→ WHAT IS REQUIRED
Return each entry exactly, omitting nothing.

→ DATA FOR THIS TASK

• • • • • • •

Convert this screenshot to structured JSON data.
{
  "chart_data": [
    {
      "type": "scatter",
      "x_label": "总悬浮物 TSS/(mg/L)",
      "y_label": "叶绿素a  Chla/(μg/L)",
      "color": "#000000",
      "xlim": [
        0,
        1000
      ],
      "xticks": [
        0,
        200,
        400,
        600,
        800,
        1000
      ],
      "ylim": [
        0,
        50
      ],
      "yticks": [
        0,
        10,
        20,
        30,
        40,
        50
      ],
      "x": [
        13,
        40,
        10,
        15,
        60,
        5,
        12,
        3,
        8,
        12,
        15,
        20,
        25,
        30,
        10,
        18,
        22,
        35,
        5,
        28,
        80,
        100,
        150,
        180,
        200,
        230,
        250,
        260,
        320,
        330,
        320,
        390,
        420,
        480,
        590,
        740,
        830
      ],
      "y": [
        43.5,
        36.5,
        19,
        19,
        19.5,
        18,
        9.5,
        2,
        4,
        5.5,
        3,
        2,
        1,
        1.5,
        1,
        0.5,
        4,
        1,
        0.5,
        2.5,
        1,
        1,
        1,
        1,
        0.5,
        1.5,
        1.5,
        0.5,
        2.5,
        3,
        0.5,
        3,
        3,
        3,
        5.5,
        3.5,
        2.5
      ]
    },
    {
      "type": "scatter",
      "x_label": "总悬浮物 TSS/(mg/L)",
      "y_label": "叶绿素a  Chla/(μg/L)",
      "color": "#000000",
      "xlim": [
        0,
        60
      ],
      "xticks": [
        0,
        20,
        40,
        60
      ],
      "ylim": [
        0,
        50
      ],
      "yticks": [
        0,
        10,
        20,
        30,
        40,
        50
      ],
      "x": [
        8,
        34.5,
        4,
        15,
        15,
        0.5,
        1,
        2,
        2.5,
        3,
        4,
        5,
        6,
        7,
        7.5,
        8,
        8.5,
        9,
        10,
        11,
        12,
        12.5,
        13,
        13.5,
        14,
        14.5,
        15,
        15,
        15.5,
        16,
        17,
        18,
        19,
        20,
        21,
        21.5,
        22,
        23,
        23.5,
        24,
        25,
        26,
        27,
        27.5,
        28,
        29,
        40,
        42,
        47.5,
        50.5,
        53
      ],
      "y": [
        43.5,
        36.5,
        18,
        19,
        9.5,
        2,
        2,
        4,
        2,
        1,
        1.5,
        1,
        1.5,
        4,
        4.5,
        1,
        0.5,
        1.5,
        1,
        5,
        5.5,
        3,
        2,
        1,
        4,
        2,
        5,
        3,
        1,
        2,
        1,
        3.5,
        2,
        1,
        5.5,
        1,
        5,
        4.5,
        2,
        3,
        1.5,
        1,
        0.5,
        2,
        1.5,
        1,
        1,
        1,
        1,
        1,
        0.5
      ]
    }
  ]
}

• • • • • • •

→ EXERCISE OUTPUT
Convert this screenshot to structured JSON data.
{
  "chart_data": [
    {
      "type": "scatter",
      "x_label": "总悬浮物 TSS/(mg/L)",
      "y_label": "叶绿素a  Chla/(μg/L)",
      "color": "#000000",
      "xlim": [
        0,
        1000
      ],
      "xticks": [
        0,
        200,
        400,
        600,
        800,
        1000
      ],
      "ylim": [
        0,
        50
      ],
      "yticks": [
        0,
        10,
        20,
        30,
        40,
        50
      ],
      "x": [
        13,
        40,
        10,
        15,
        60,
        5,
        12,
        3,
        8,
        12,
        15,
        20,
        25,
        30,
        10,
        18,
        22,
        35,
        5,
        28,
        80,
        100,
        150,
        180,
        200,
        230,
        250,
        260,
        320,
        330,
        320,
        390,
        420,
        480,
        590,
        740,
        830
      ],
      "y": [
        43.5,
        36.5,
        19,
        19,
        19.5,
        18,
        9.5,
        2,
        4,
        5.5,
        3,
        2,
        1,
        1.5,
        1,
        0.5,
        4,
        1,
        0.5,
        2.5,
        1,
        1,
        1,
        1,
        0.5,
        1.5,
        1.5,
        0.5,
        2.5,
        3,
        0.5,
        3,
        3,
        3,
        5.5,
        3.5,
        2.5
      ]
    },
    {
      "type": "scatter",
      "x_label": "总悬浮物 TSS/(mg/L)",
      "y_label": "叶绿素a  Chla/(μg/L)",
      "color": "#000000",
      "xlim": [
        0,
        60
      ],
      "xticks": [
        0,
        20,
        40,
        60
      ],
      "ylim": [
        0,
        50
      ],
      "yticks": [
        0,
        10,
        20,
        30,
        40,
        50
      ],
      "x": [
        8,
        34.5,
        4,
        15,
        15,
        0.5,
        1,
        2,
        2.5,
        3,
        4,
        5,
        6,
        7,
        7.5,
        8,
        8.5,
        9,
        10,
        11,
        12,
        12.5,
        13,
        13.5,
        14,
        14.5,
        15,
        15,
        15.5,
        16,
        17,
        18,
        19,
        20,
        21,
        21.5,
        22,
        23,
        23.5,
        24,
        25,
        26,
        27,
        27.5,
        28,
        29,
        40,
        42,
        47.5,
        50.5,
        53
      ],
      "y": [
        43.5,
        36.5,
        18,
        19,
        9.5,
        2,
        2,
        4,
        2,
        1,
        1.5,
        1,
        1.5,
        4,
        4.5,
        1,
        0.5,
        1.5,
        1,
        5,
        5.5,
        3,
        2,
        1,
        4,
        2,
        5,
        3,
        1,
        2,
        1,
        3.5,
        2,
        1,
        5.5,
        1,
        5,
        4.5,
        2,
        3,
        1.5,
        1,
        0.5,
        2,
        1.5,
        1,
        1,
        1,
        1,
        1,
        0.5
      ]
    }
  ]
}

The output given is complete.